— Begin —

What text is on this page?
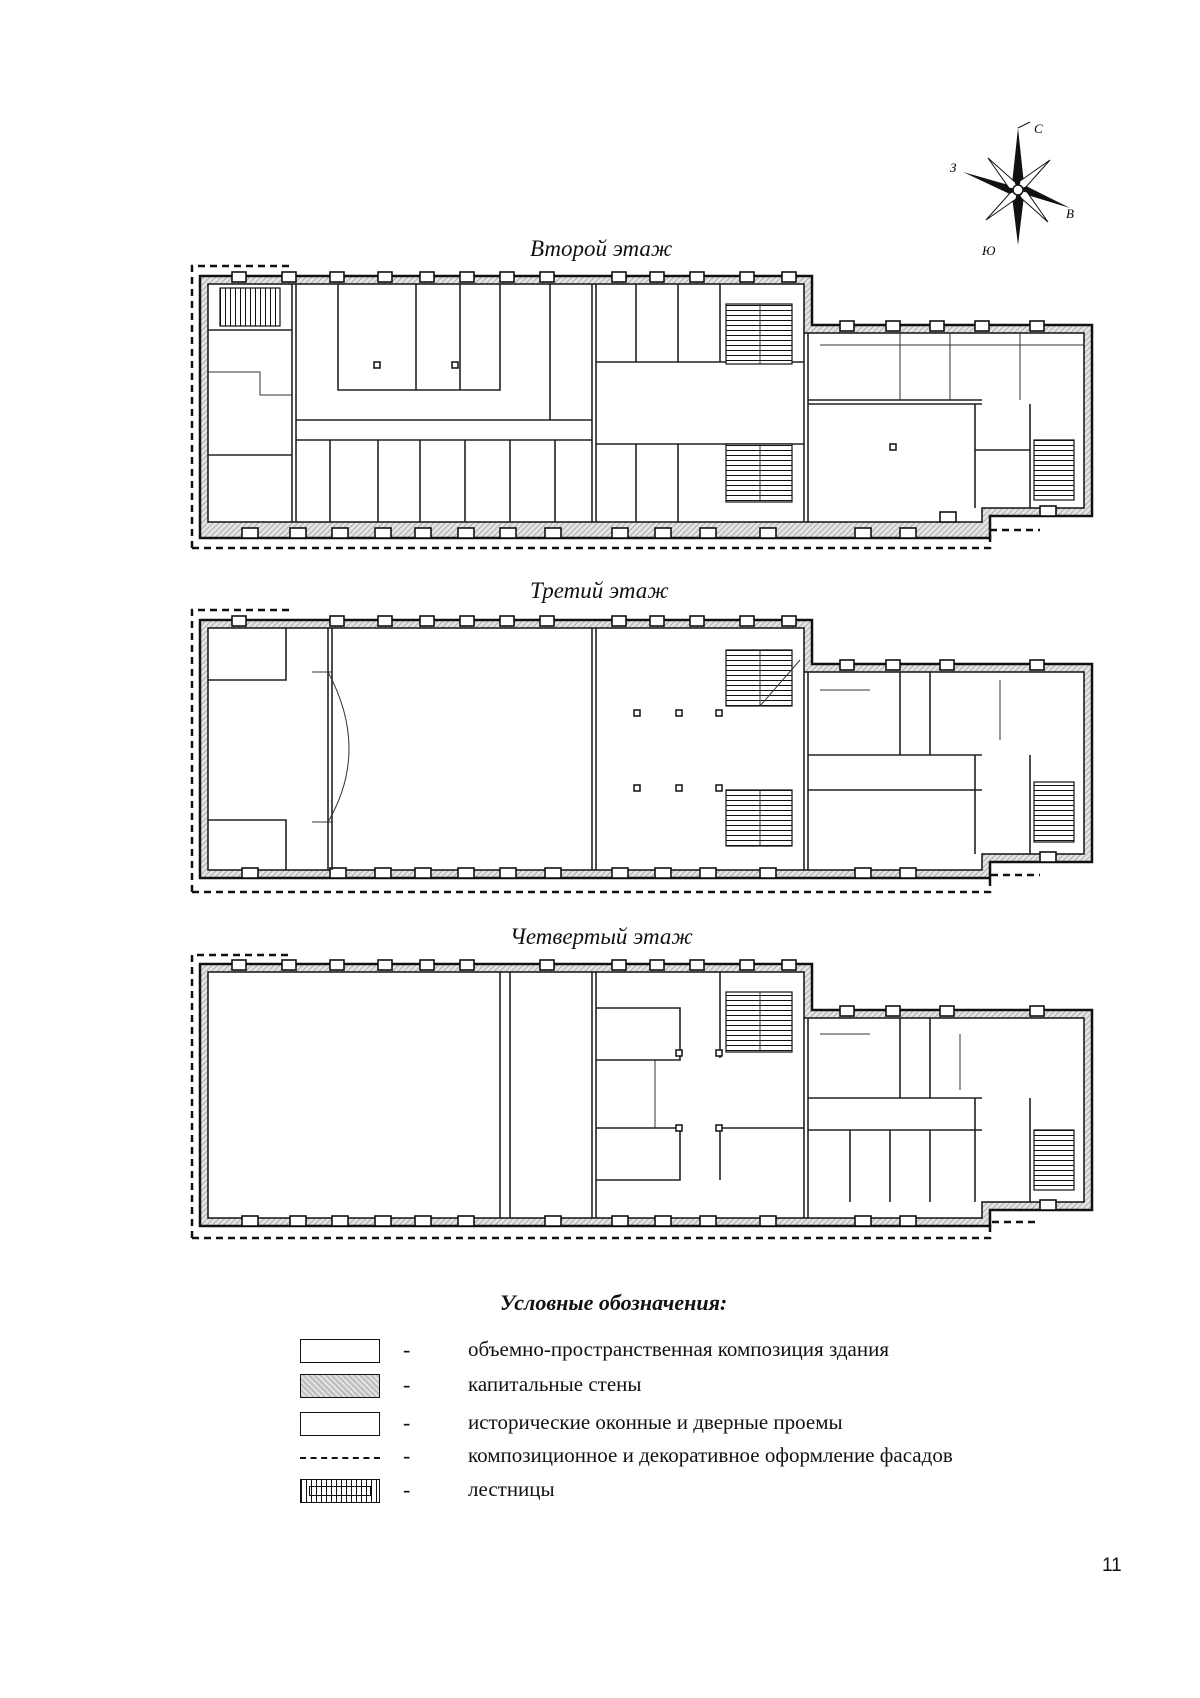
Второй этаж
Третий этаж
Четвертый этаж
С
Ю
В
З
Условные обозначения:
-	объемно-пространственная композиция здания
-	капитальные стены
-	исторические оконные и дверные проемы
-	композиционное и декоративное оформление фасадов
-	лестницы
11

— End —

Given exercise: Repeat the material above word for word and skip every image in it.

The result:
What text is on this page?
Второй этаж
Третий этаж
Четвертый этаж
С
Ю
В
З
Условные обозначения:
-	объемно-пространственная композиция здания
-	капитальные стены
-	исторические оконные и дверные проемы
-	композиционное и декоративное оформление фасадов
-	лестницы
11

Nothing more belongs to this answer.